Return each entry exactly, omitting nothing.

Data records

────────────────

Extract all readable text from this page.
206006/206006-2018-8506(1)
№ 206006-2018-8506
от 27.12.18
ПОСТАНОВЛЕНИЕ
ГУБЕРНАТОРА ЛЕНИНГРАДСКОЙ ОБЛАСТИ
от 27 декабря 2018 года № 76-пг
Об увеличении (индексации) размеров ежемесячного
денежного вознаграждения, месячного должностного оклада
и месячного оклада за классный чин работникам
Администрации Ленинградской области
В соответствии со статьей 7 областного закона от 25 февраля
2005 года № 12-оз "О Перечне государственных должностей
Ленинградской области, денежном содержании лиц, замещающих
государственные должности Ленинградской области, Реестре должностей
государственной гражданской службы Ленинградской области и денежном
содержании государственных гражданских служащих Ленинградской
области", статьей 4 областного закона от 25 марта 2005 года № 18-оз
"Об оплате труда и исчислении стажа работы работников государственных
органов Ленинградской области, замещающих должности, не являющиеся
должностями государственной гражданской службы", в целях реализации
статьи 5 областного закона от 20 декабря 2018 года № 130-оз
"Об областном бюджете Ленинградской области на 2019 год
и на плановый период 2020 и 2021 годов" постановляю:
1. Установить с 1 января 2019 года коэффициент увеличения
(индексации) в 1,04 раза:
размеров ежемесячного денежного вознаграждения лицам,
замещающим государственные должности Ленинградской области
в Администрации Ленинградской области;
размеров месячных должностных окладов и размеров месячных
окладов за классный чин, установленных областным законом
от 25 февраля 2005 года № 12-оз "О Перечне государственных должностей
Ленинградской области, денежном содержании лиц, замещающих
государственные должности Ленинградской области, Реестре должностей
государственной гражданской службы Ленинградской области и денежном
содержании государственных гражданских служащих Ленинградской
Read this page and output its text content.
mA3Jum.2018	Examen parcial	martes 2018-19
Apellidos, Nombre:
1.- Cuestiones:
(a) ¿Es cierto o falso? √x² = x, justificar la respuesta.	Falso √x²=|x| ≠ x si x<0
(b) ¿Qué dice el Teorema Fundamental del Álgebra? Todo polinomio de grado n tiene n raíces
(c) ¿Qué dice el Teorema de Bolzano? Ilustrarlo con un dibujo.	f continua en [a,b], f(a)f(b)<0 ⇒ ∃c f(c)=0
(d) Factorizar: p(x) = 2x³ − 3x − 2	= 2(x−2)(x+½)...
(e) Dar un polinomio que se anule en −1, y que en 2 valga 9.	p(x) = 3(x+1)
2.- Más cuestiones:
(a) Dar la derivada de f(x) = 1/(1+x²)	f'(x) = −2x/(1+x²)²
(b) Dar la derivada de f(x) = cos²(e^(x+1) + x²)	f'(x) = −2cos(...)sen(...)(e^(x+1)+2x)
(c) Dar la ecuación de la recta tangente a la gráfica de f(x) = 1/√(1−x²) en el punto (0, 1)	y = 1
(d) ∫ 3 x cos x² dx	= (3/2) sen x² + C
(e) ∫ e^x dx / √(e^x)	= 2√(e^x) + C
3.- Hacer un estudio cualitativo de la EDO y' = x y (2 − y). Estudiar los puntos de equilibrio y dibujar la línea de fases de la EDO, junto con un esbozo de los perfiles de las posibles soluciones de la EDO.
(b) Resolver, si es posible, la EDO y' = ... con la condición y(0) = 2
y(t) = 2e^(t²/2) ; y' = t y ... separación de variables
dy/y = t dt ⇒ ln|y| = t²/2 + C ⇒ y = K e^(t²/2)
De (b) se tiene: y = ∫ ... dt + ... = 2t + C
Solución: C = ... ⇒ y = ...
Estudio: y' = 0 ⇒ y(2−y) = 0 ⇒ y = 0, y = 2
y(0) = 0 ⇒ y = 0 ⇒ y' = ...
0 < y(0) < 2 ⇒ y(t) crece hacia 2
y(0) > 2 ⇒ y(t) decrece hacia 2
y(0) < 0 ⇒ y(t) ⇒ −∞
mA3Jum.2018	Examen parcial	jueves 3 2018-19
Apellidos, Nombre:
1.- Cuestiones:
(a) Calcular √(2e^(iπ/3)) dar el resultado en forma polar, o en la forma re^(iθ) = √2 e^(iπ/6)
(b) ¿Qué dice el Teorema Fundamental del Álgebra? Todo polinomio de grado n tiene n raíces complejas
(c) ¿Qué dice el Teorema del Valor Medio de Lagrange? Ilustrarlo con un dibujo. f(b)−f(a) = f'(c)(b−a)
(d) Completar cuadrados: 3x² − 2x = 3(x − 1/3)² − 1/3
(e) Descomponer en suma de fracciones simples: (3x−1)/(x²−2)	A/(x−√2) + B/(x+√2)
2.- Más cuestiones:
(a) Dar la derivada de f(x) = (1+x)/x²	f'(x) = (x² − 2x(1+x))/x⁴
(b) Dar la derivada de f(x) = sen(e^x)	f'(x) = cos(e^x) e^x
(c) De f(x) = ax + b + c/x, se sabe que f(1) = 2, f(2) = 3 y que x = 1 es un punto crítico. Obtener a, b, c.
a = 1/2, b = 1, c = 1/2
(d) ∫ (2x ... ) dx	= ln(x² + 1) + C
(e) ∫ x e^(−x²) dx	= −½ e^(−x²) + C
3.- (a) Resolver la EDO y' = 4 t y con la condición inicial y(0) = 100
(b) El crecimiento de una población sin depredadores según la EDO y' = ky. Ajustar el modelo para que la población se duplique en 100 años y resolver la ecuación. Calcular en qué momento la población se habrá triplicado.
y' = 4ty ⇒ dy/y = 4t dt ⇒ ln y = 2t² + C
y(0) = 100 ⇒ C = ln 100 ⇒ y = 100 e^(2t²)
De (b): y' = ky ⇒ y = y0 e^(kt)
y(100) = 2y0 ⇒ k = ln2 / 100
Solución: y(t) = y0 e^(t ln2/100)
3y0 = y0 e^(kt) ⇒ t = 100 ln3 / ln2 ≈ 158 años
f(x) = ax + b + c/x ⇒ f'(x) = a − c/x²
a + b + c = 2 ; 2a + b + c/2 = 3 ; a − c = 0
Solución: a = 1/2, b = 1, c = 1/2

────────────────

TASK SOLUTION
Extract all readable text from this page.
206006/206006-2018-8506(1)
№ 206006-2018-8506
от 27.12.18
ПОСТАНОВЛЕНИЕ
ГУБЕРНАТОРА ЛЕНИНГРАДСКОЙ ОБЛАСТИ
от 27 декабря 2018 года № 76-пг
Об увеличении (индексации) размеров ежемесячного
денежного вознаграждения, месячного должностного оклада
и месячного оклада за классный чин работникам
Администрации Ленинградской области
В соответствии со статьей 7 областного закона от 25 февраля
2005 года № 12-оз "О Перечне государственных должностей
Ленинградской области, денежном содержании лиц, замещающих
государственные должности Ленинградской области, Реестре должностей
государственной гражданской службы Ленинградской области и денежном
содержании государственных гражданских служащих Ленинградской
области", статьей 4 областного закона от 25 марта 2005 года № 18-оз
"Об оплате труда и исчислении стажа работы работников государственных
органов Ленинградской области, замещающих должности, не являющиеся
должностями государственной гражданской службы", в целях реализации
статьи 5 областного закона от 20 декабря 2018 года № 130-оз
"Об областном бюджете Ленинградской области на 2019 год
и на плановый период 2020 и 2021 годов" постановляю:
1. Установить с 1 января 2019 года коэффициент увеличения
(индексации) в 1,04 раза:
размеров ежемесячного денежного вознаграждения лицам,
замещающим государственные должности Ленинградской области
в Администрации Ленинградской области;
размеров месячных должностных окладов и размеров месячных
окладов за классный чин, установленных областным законом
от 25 февраля 2005 года № 12-оз "О Перечне государственных должностей
Ленинградской области, денежном содержании лиц, замещающих
государственные должности Ленинградской области, Реестре должностей
государственной гражданской службы Ленинградской области и денежном
содержании государственных гражданских служащих Ленинградской
Read this page and output its text content.
mA3Jum.2018	Examen parcial	martes 2018-19
Apellidos, Nombre:
1.- Cuestiones:
(a) ¿Es cierto o falso? √x² = x, justificar la respuesta.	Falso √x²=|x| ≠ x si x<0
(b) ¿Qué dice el Teorema Fundamental del Álgebra? Todo polinomio de grado n tiene n raíces
(c) ¿Qué dice el Teorema de Bolzano? Ilustrarlo con un dibujo.	f continua en [a,b], f(a)f(b)<0 ⇒ ∃c f(c)=0
(d) Factorizar: p(x) = 2x³ − 3x − 2	= 2(x−2)(x+½)...
(e) Dar un polinomio que se anule en −1, y que en 2 valga 9.	p(x) = 3(x+1)
2.- Más cuestiones:
(a) Dar la derivada de f(x) = 1/(1+x²)	f'(x) = −2x/(1+x²)²
(b) Dar la derivada de f(x) = cos²(e^(x+1) + x²)	f'(x) = −2cos(...)sen(...)(e^(x+1)+2x)
(c) Dar la ecuación de la recta tangente a la gráfica de f(x) = 1/√(1−x²) en el punto (0, 1)	y = 1
(d) ∫ 3 x cos x² dx	= (3/2) sen x² + C
(e) ∫ e^x dx / √(e^x)	= 2√(e^x) + C
3.- Hacer un estudio cualitativo de la EDO y' = x y (2 − y). Estudiar los puntos de equilibrio y dibujar la línea de fases de la EDO, junto con un esbozo de los perfiles de las posibles soluciones de la EDO.
(b) Resolver, si es posible, la EDO y' = ... con la condición y(0) = 2
y(t) = 2e^(t²/2) ; y' = t y ... separación de variables
dy/y = t dt ⇒ ln|y| = t²/2 + C ⇒ y = K e^(t²/2)
De (b) se tiene: y = ∫ ... dt + ... = 2t + C
Solución: C = ... ⇒ y = ...
Estudio: y' = 0 ⇒ y(2−y) = 0 ⇒ y = 0, y = 2
y(0) = 0 ⇒ y = 0 ⇒ y' = ...
0 < y(0) < 2 ⇒ y(t) crece hacia 2
y(0) > 2 ⇒ y(t) decrece hacia 2
y(0) < 0 ⇒ y(t) ⇒ −∞
mA3Jum.2018	Examen parcial	jueves 3 2018-19
Apellidos, Nombre:
1.- Cuestiones:
(a) Calcular √(2e^(iπ/3)) dar el resultado en forma polar, o en la forma re^(iθ) = √2 e^(iπ/6)
(b) ¿Qué dice el Teorema Fundamental del Álgebra? Todo polinomio de grado n tiene n raíces complejas
(c) ¿Qué dice el Teorema del Valor Medio de Lagrange? Ilustrarlo con un dibujo. f(b)−f(a) = f'(c)(b−a)
(d) Completar cuadrados: 3x² − 2x = 3(x − 1/3)² − 1/3
(e) Descomponer en suma de fracciones simples: (3x−1)/(x²−2)	A/(x−√2) + B/(x+√2)
2.- Más cuestiones:
(a) Dar la derivada de f(x) = (1+x)/x²	f'(x) = (x² − 2x(1+x))/x⁴
(b) Dar la derivada de f(x) = sen(e^x)	f'(x) = cos(e^x) e^x
(c) De f(x) = ax + b + c/x, se sabe que f(1) = 2, f(2) = 3 y que x = 1 es un punto crítico. Obtener a, b, c.
a = 1/2, b = 1, c = 1/2
(d) ∫ (2x ... ) dx	= ln(x² + 1) + C
(e) ∫ x e^(−x²) dx	= −½ e^(−x²) + C
3.- (a) Resolver la EDO y' = 4 t y con la condición inicial y(0) = 100
(b) El crecimiento de una población sin depredadores según la EDO y' = ky. Ajustar el modelo para que la población se duplique en 100 años y resolver la ecuación. Calcular en qué momento la población se habrá triplicado.
y' = 4ty ⇒ dy/y = 4t dt ⇒ ln y = 2t² + C
y(0) = 100 ⇒ C = ln 100 ⇒ y = 100 e^(2t²)
De (b): y' = ky ⇒ y = y0 e^(kt)
y(100) = 2y0 ⇒ k = ln2 / 100
Solución: y(t) = y0 e^(t ln2/100)
3y0 = y0 e^(kt) ⇒ t = 100 ln3 / ln2 ≈ 158 años
f(x) = ax + b + c/x ⇒ f'(x) = a − c/x²
a + b + c = 2 ; 2a + b + c/2 = 3 ; a − c = 0
Solución: a = 1/2, b = 1, c = 1/2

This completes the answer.